START
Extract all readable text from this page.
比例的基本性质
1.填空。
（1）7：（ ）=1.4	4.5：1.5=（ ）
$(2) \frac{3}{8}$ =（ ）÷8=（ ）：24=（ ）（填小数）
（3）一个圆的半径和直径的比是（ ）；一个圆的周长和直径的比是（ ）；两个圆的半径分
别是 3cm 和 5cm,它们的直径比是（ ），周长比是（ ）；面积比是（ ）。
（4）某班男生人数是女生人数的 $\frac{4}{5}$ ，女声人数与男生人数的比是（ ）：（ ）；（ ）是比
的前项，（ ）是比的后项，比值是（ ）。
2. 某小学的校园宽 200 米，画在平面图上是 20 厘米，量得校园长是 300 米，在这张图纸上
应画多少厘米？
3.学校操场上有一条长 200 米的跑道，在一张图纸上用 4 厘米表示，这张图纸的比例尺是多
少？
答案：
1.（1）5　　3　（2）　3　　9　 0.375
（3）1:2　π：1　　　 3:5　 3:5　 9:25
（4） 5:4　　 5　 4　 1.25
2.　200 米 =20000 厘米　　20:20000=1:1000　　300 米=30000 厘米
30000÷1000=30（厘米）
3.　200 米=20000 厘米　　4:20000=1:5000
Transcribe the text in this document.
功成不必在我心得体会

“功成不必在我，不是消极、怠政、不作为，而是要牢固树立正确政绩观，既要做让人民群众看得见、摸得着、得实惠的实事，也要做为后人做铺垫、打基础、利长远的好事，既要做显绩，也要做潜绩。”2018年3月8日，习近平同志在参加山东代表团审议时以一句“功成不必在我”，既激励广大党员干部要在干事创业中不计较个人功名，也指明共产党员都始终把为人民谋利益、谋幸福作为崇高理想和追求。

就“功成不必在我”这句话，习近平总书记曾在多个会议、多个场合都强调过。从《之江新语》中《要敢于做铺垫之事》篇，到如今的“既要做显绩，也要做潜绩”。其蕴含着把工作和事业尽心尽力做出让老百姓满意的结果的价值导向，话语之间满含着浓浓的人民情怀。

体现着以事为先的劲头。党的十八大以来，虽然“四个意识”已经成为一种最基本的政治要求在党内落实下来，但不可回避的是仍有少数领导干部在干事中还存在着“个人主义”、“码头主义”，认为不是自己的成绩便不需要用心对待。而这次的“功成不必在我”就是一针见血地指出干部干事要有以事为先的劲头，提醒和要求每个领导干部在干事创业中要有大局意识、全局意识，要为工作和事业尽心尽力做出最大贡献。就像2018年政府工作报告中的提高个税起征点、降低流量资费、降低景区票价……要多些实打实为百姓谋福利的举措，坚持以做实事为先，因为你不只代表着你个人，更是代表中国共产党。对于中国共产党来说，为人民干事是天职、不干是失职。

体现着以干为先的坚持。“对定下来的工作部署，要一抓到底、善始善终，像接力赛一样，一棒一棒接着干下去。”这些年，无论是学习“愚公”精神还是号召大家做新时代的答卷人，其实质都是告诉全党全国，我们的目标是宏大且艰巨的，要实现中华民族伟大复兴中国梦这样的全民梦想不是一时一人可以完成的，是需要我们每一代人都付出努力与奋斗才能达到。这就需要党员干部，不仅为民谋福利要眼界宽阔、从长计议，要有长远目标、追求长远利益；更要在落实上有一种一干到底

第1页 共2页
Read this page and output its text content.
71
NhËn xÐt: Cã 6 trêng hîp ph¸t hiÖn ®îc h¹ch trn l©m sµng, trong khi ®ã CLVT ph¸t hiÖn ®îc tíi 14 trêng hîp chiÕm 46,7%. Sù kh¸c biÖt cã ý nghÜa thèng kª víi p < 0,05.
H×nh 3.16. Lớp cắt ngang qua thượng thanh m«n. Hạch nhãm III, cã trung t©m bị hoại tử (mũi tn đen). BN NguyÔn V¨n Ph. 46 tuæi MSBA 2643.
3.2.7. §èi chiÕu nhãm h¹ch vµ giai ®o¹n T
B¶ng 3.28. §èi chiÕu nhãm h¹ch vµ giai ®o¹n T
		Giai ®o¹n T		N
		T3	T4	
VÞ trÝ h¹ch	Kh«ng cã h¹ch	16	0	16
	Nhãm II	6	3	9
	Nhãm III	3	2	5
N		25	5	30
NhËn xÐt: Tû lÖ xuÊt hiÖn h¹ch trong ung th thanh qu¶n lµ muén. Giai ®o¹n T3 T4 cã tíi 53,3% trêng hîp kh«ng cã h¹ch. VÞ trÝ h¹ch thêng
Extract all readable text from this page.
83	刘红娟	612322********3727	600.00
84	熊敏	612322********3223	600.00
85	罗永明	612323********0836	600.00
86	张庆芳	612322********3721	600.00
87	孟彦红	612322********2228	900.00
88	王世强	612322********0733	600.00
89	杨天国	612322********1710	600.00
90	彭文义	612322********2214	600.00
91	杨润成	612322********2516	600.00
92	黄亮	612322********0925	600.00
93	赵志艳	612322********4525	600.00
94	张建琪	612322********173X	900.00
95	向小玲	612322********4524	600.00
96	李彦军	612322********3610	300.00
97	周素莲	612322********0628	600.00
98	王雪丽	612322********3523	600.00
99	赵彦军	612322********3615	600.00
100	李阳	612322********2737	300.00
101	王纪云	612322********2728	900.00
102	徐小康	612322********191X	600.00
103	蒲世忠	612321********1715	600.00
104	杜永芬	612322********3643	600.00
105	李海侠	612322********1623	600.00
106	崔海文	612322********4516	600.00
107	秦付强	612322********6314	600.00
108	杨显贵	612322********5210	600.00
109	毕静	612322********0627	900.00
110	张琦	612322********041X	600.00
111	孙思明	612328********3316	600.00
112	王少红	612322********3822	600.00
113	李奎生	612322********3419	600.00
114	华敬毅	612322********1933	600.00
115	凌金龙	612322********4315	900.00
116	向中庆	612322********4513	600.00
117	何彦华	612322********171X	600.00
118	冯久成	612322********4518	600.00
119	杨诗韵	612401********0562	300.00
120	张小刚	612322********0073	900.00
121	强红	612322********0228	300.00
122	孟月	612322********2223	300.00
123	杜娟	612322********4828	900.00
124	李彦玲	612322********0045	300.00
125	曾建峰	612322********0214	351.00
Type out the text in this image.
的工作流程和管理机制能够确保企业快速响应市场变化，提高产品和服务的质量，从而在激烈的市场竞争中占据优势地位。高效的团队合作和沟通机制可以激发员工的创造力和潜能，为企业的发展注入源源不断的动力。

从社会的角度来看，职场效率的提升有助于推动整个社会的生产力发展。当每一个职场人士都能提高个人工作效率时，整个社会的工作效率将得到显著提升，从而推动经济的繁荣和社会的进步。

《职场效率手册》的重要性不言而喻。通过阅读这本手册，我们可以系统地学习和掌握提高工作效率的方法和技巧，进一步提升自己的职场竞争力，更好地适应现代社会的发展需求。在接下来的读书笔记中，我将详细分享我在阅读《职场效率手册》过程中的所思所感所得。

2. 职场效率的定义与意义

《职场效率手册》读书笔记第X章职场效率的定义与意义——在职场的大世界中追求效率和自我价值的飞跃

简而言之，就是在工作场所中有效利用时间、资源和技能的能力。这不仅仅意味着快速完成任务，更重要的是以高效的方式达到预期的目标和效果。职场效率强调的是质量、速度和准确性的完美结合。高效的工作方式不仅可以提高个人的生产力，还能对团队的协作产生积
END
*Problem requirements*
Track down every line holding the string "h¹ch" and copy it.

*Solution*
NhËn xÐt: Cã 6 trêng hîp ph¸t hiÖn ®îc h¹ch trn l©m sµng, trong khi ®ã CLVT ph¸t hiÖn ®îc tíi 14 trêng hîp chiÕm 46,7%. Sù kh¸c biÖt cã ý nghÜa thèng kª víi p < 0,05.
3.2.7. §èi chiÕu nhãm h¹ch vµ giai ®o¹n T
B¶ng 3.28. §èi chiÕu nhãm h¹ch vµ giai ®o¹n T
VÞ trÝ h¹ch	Kh«ng cã h¹ch	16	0	16
NhËn xÐt: Tû lÖ xuÊt hiÖn h¹ch trong ung th thanh qu¶n lµ muén. Giai ®o¹n T3 T4 cã tíi 53,3% trêng hîp kh«ng cã h¹ch. VÞ trÝ h¹ch thêng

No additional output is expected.